Items from a dataset:
▽
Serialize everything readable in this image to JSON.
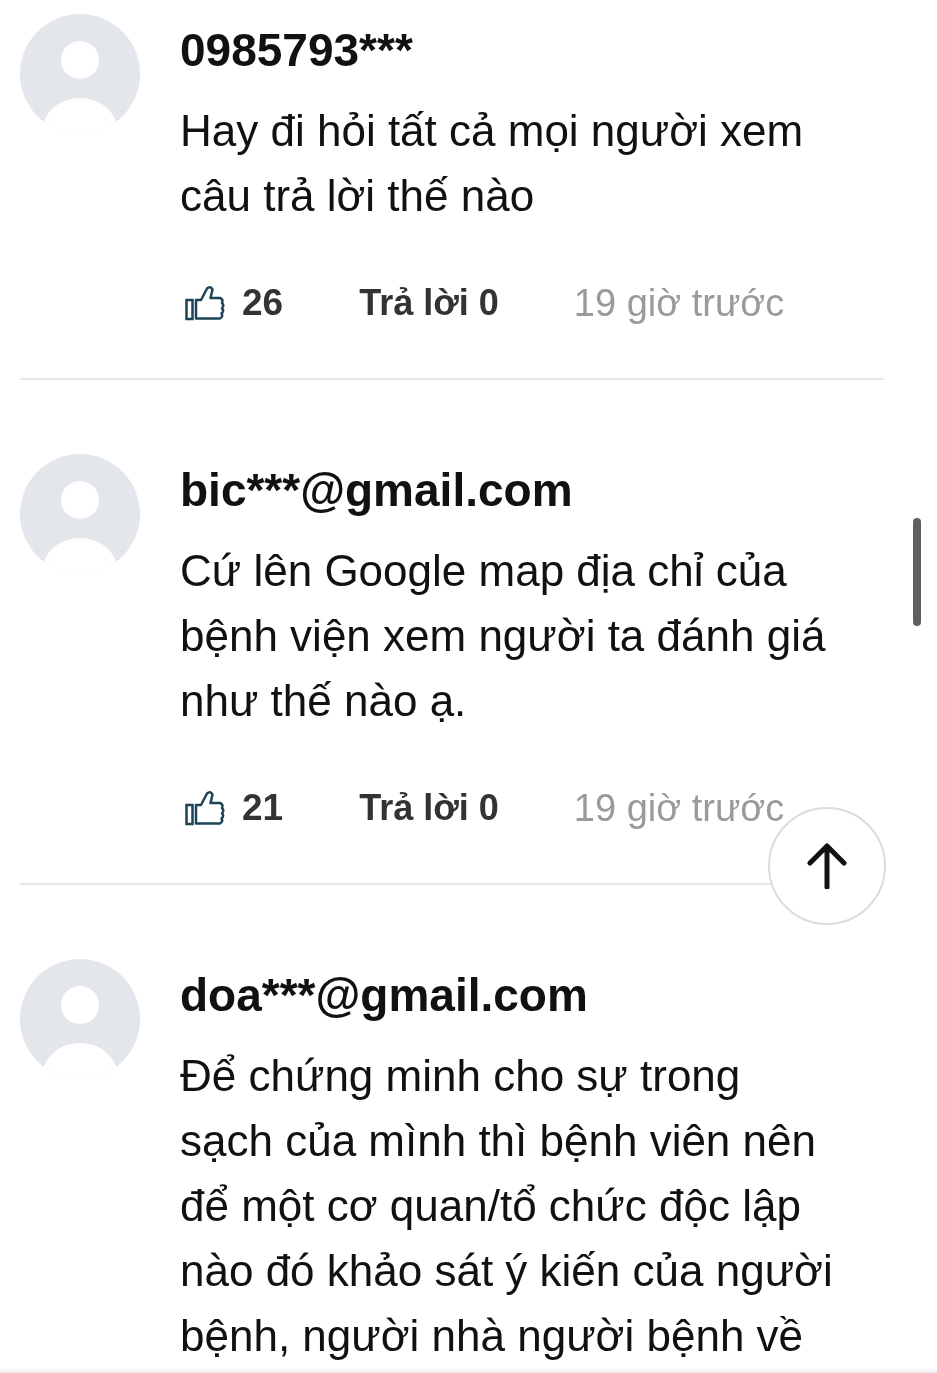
{
  "comments": [
    {
      "author": "0985793***",
      "text": "Hay đi hỏi tất cả mọi người xem câu trả lời thế nào",
      "likes": "26",
      "replies": "Trả lời 0",
      "time": "19 giờ trước"
    },
    {
      "author": "bic***@gmail.com",
      "text": "Cứ lên Google map địa chỉ của bệnh viện xem người ta đánh giá như thế nào ạ.",
      "likes": "21",
      "replies": "Trả lời 0",
      "time": "19 giờ trước"
    },
    {
      "author": "doa***@gmail.com",
      "text": "Để chứng minh cho sự trong sạch của mình thì bệnh viên nên để một cơ quan/tổ chức độc lập nào đó khảo sát ý kiến của người bệnh, người nhà người bệnh về"
    }
  ]
}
△
* **GOAL**: Copy out every line of the listing that includes the string "gmail".

* **FINISHED TASK**:
      "author": "bic***@gmail.com",
      "author": "doa***@gmail.com",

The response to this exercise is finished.